Using the listing below, copy every line that mentions "VEGETABLE".
:::::
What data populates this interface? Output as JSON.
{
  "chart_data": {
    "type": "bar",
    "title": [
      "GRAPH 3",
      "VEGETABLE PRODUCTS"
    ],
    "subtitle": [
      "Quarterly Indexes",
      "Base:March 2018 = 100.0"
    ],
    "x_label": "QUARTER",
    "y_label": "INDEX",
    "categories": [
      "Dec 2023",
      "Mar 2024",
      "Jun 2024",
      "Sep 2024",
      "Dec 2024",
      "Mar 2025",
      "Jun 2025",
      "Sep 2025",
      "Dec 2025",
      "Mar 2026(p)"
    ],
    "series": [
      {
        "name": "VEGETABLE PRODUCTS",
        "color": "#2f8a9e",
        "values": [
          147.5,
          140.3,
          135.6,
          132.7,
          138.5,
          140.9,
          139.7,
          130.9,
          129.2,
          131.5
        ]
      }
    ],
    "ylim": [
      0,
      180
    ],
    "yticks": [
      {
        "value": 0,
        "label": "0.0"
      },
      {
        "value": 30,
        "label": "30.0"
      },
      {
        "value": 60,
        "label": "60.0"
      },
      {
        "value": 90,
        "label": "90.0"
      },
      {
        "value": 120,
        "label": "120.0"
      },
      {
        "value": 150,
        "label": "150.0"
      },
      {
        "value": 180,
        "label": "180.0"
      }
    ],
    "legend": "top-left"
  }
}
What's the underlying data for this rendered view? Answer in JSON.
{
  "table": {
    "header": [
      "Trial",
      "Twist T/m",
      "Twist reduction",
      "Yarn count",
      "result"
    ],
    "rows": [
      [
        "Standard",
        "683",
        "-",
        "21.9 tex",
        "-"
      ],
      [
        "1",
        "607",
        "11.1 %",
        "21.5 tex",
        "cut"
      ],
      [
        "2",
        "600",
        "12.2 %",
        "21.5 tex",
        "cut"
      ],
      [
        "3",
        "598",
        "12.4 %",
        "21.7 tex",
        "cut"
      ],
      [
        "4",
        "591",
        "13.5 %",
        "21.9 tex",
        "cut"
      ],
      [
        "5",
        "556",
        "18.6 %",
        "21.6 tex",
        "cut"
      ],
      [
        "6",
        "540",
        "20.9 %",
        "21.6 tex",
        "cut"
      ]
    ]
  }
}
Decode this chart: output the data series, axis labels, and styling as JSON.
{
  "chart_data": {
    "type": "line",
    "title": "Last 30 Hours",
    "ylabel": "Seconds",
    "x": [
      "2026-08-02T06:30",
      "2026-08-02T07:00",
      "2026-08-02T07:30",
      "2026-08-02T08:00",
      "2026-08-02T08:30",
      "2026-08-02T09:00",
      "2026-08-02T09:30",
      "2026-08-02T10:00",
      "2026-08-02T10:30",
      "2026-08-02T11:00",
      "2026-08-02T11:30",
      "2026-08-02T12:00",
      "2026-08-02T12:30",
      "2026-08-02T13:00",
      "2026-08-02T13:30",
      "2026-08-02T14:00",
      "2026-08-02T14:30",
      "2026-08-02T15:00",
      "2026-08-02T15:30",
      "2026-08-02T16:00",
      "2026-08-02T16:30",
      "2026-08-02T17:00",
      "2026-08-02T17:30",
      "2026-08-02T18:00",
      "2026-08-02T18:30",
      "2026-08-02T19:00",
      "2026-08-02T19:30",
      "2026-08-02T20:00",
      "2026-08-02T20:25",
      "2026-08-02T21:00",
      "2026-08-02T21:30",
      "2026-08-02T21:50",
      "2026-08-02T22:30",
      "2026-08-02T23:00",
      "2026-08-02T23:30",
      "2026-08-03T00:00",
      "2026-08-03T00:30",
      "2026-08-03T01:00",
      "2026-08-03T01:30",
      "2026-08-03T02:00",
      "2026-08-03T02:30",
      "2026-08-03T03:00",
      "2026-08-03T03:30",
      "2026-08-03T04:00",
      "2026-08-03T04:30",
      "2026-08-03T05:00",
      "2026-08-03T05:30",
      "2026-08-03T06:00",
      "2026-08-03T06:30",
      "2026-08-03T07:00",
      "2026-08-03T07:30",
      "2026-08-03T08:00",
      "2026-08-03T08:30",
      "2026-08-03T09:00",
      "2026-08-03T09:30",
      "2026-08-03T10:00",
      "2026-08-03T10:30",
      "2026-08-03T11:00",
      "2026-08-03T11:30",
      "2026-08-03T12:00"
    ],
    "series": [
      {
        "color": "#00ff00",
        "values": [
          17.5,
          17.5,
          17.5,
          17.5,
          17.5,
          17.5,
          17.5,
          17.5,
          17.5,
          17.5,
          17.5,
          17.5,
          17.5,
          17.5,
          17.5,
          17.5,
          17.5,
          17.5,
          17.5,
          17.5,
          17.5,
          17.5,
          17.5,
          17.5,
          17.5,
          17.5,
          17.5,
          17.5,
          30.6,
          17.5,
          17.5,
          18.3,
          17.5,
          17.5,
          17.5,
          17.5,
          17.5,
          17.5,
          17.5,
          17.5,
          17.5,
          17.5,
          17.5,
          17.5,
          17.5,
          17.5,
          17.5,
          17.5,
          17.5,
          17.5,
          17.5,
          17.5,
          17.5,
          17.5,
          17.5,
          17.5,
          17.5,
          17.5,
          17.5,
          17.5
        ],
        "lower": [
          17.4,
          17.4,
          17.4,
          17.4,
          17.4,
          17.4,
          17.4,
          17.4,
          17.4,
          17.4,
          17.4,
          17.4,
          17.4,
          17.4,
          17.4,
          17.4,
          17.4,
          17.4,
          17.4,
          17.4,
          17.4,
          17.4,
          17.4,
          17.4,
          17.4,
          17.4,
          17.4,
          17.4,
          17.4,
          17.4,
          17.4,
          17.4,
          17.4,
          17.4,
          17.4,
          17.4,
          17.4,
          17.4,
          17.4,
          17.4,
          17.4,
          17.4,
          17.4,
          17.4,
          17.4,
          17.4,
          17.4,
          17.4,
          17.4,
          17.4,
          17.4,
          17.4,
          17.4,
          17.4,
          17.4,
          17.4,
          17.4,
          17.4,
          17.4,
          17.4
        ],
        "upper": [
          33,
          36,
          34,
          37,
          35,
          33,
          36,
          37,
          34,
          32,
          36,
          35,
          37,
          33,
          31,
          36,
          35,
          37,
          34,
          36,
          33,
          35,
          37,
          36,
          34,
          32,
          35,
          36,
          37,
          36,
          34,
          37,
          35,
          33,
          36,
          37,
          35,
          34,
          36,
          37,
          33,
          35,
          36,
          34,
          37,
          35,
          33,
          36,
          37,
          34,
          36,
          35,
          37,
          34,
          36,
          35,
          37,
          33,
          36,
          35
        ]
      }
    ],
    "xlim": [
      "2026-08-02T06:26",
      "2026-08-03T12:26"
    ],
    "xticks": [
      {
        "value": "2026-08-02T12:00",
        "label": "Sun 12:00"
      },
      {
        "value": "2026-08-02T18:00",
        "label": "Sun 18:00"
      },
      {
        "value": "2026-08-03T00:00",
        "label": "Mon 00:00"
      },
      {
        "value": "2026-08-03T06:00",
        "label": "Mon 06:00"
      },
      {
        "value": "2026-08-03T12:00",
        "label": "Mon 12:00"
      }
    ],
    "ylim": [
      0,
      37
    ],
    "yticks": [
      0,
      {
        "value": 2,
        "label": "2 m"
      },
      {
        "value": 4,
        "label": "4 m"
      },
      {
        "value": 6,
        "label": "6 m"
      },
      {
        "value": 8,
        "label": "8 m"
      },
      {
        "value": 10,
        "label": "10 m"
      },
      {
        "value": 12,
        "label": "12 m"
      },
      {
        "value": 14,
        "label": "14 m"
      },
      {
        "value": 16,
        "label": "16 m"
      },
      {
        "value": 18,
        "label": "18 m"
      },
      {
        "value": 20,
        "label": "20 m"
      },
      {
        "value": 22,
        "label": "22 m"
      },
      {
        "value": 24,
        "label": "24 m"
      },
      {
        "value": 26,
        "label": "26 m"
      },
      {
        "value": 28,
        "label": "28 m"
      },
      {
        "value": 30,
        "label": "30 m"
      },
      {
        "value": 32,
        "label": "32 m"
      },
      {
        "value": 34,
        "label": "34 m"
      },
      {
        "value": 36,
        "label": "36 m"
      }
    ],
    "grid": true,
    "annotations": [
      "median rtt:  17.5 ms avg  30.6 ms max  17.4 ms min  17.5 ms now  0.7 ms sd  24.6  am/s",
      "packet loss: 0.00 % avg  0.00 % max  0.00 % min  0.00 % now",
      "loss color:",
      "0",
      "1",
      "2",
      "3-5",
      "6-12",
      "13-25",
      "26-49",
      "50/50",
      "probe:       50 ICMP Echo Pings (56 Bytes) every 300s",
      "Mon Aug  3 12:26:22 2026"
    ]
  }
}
:::::
FINISHED TASK —
      "VEGETABLE PRODUCTS"
        "name": "VEGETABLE PRODUCTS",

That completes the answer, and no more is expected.